Only lines holding the word "JSON" are wanted from the records; copy all of them.

══ PROVIDED DATA ══

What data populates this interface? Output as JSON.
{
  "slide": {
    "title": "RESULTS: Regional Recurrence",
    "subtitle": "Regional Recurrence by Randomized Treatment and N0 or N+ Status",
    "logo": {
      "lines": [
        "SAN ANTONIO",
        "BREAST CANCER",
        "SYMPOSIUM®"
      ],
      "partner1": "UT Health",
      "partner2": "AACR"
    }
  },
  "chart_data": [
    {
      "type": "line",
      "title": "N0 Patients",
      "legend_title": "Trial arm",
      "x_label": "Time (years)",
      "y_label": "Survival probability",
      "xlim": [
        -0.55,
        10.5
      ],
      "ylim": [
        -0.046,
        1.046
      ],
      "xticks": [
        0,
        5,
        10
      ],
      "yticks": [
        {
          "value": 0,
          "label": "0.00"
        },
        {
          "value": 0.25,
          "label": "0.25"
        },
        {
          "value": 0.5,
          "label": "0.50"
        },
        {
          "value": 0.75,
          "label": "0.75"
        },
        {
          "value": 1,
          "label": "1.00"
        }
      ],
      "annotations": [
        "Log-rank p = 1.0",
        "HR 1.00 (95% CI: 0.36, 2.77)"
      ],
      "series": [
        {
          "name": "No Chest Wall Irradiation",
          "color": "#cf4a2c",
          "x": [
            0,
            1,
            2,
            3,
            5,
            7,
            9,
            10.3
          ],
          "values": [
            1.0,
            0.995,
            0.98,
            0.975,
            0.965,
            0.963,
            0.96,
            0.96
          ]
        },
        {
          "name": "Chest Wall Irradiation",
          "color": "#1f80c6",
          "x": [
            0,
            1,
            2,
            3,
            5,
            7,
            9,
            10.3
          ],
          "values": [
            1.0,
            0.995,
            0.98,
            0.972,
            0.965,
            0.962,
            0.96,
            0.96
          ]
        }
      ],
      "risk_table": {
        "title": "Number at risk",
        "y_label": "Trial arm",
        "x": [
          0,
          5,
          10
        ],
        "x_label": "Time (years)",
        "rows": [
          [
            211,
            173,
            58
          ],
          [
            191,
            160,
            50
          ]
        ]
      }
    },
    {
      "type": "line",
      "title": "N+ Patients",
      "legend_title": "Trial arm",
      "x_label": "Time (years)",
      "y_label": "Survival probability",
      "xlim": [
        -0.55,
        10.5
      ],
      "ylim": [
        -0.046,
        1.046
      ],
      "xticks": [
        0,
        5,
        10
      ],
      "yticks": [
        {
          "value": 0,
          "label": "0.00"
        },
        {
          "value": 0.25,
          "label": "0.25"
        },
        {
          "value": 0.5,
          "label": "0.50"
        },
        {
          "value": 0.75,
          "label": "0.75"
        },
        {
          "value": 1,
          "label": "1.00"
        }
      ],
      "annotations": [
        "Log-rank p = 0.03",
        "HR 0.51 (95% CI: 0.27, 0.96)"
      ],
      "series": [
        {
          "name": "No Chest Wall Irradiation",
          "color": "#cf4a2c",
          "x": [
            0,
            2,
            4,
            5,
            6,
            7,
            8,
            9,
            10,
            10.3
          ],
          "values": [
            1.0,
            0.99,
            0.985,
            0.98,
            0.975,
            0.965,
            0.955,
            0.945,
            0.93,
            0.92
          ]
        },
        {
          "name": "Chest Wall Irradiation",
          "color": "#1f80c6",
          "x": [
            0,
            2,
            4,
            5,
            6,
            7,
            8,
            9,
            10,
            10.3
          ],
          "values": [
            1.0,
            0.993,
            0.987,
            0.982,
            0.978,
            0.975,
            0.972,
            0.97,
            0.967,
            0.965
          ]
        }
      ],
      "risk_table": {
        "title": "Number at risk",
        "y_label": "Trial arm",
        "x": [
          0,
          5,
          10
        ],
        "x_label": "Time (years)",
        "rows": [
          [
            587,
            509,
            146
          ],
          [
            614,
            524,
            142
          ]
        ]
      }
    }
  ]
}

═══
══ PROVIDED DATA ══

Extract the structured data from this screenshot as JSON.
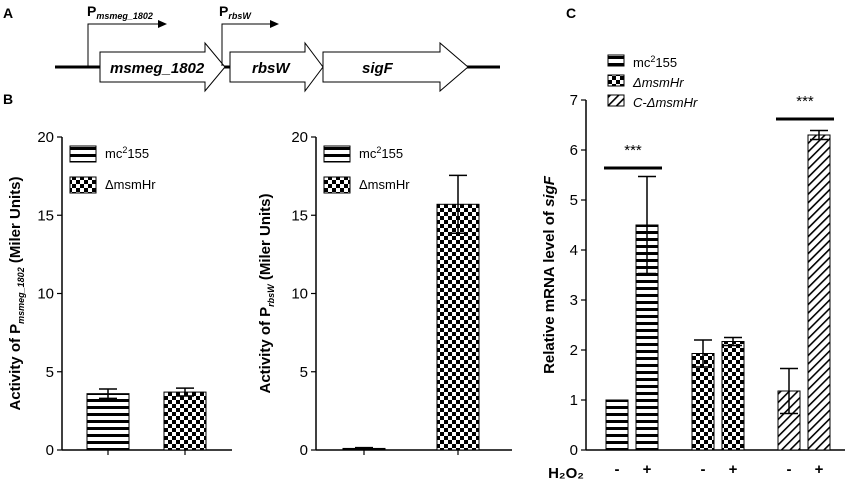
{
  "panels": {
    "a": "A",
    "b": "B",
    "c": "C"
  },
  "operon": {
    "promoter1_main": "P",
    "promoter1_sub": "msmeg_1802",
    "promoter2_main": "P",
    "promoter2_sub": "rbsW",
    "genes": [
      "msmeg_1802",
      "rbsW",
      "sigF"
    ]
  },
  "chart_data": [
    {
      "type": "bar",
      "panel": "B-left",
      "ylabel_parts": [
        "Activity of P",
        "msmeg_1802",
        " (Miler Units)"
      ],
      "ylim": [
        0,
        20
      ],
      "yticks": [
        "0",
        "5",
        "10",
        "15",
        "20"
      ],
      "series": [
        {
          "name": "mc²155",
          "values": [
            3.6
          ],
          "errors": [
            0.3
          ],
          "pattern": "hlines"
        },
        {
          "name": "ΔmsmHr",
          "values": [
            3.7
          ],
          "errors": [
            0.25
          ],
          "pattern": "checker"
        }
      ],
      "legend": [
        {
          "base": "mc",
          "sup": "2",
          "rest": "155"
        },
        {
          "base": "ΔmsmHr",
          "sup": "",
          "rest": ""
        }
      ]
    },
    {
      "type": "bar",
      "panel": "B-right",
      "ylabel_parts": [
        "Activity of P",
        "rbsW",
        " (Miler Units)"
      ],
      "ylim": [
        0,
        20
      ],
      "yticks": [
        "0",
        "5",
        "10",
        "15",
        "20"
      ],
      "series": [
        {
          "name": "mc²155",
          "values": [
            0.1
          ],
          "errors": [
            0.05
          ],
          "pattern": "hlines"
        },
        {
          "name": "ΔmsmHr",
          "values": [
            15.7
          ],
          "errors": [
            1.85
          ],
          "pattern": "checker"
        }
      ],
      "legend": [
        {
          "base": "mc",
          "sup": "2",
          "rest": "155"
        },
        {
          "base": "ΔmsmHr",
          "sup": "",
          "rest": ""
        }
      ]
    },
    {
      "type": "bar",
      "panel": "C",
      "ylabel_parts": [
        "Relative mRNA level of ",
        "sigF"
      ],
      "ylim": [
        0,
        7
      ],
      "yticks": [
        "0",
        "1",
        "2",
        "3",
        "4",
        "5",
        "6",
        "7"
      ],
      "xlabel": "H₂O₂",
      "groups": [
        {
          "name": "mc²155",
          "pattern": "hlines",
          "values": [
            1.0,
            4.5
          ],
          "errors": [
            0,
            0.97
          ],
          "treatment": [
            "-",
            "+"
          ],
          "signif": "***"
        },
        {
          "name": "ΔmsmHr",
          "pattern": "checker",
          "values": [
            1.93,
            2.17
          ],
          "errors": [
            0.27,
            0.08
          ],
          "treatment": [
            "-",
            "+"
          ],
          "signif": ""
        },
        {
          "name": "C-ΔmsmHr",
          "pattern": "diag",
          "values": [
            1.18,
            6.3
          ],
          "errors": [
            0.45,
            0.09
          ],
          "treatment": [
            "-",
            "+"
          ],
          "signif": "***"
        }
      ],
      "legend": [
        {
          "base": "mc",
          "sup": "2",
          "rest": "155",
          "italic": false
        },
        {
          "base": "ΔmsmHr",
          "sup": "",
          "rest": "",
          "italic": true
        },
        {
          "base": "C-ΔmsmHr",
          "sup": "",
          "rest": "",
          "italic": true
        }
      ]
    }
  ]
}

═══

EXERCISE ANSWER ->
What data populates this interface? Output as JSON.
Extract the structured data from this screenshot as JSON.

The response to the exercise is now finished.